Dataset records:
———
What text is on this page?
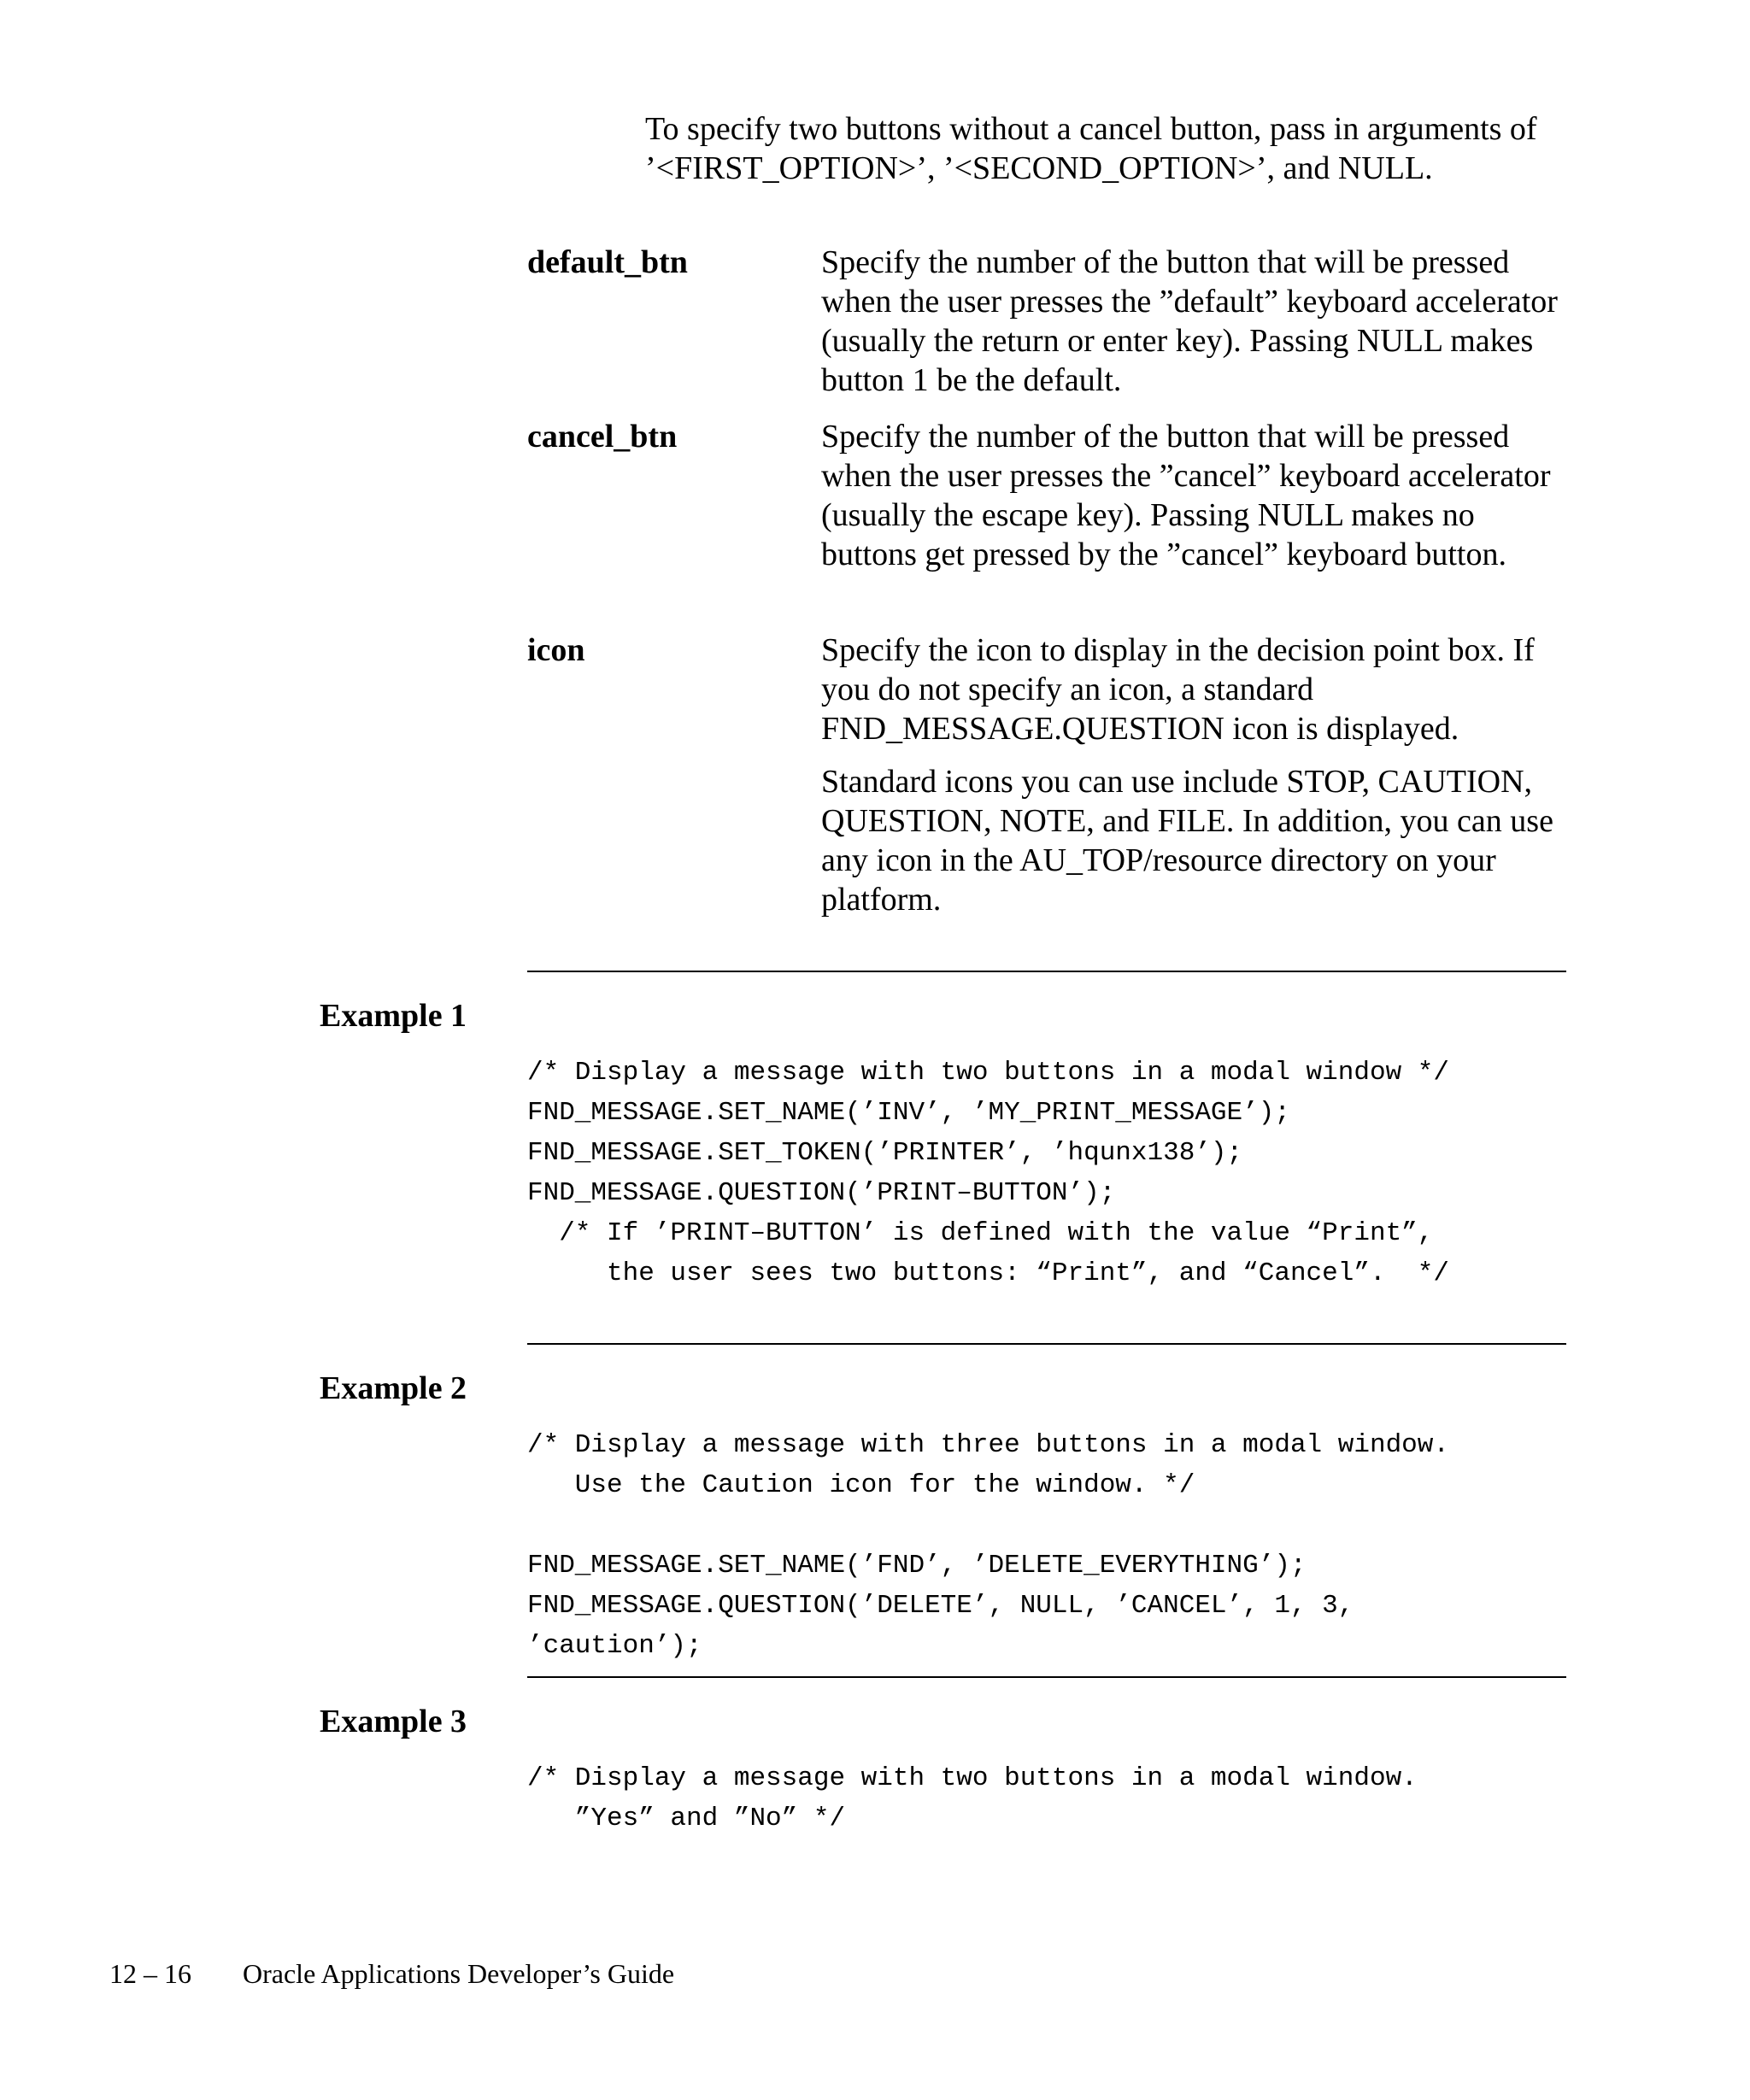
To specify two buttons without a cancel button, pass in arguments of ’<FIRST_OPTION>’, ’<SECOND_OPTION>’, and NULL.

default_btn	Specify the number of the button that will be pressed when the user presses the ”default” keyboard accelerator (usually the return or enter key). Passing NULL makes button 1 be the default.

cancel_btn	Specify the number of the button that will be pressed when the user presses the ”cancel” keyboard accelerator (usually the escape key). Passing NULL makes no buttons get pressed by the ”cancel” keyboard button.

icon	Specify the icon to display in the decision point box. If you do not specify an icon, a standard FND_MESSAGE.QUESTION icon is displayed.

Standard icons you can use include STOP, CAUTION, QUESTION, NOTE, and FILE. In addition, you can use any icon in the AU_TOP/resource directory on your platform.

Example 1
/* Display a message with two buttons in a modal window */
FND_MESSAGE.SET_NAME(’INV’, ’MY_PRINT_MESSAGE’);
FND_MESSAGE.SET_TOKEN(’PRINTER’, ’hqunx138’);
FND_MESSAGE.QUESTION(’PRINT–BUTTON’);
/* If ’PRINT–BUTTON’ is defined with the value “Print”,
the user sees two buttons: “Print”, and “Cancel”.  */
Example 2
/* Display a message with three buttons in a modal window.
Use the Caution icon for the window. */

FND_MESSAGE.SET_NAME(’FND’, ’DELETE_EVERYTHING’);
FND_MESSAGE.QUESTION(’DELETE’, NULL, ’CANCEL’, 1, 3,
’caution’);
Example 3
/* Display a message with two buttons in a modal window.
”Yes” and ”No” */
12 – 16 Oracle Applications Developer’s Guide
———
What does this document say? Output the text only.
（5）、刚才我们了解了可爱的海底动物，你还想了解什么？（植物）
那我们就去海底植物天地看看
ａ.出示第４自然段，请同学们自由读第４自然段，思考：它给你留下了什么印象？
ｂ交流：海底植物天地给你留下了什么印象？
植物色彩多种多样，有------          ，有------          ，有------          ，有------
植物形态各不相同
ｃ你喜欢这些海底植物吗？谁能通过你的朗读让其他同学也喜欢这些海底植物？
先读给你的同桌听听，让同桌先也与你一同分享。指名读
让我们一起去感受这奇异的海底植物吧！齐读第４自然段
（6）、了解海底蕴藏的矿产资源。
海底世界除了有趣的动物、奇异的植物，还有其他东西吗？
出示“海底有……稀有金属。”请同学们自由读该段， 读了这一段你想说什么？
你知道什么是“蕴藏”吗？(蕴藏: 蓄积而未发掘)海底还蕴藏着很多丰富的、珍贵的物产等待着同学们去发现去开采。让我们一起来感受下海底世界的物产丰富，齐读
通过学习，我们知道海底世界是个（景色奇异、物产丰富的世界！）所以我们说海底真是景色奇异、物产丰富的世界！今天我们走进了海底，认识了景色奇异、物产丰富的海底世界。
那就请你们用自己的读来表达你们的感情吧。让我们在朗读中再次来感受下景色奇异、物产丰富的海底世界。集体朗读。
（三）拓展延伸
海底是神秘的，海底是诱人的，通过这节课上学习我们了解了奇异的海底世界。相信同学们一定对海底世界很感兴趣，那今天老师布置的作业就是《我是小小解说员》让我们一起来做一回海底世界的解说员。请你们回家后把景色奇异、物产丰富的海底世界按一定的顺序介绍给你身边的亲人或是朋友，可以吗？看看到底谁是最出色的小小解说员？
———
▸ What needs to be done
Copy every line in the entries above that has the string "modal" in it.

▸ Answer to the task
/* Display a message with two buttons in a modal window */
/* Display a message with three buttons in a modal window.
/* Display a message with two buttons in a modal window.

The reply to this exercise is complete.